_To be done:_ Reproduce verbatim every line from the one that includes "Extract all readable text from this page." to the closing line of the entries; omit everything before it.

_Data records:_
########

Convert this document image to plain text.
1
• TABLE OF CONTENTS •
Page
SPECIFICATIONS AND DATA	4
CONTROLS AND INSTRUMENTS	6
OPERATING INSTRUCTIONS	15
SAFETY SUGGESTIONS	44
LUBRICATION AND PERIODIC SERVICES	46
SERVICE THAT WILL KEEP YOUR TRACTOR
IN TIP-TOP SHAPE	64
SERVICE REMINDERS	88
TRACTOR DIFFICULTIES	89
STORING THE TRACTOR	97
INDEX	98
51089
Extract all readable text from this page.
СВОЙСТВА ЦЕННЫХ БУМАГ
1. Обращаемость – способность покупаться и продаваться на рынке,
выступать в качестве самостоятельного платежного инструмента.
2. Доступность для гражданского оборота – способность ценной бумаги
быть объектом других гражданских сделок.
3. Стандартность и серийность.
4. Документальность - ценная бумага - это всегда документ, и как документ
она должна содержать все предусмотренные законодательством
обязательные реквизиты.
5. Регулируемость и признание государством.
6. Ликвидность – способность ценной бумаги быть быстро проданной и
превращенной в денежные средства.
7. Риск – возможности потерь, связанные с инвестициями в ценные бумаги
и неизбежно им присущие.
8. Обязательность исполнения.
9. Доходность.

########

_Solution to the problem:_
Extract all readable text from this page.
СВОЙСТВА ЦЕННЫХ БУМАГ
1. Обращаемость – способность покупаться и продаваться на рынке,
выступать в качестве самостоятельного платежного инструмента.
2. Доступность для гражданского оборота – способность ценной бумаги
быть объектом других гражданских сделок.
3. Стандартность и серийность.
4. Документальность - ценная бумага - это всегда документ, и как документ
она должна содержать все предусмотренные законодательством
обязательные реквизиты.
5. Регулируемость и признание государством.
6. Ликвидность – способность ценной бумаги быть быстро проданной и
превращенной в денежные средства.
7. Риск – возможности потерь, связанные с инвестициями в ценные бумаги
и неизбежно им присущие.
8. Обязательность исполнения.
9. Доходность.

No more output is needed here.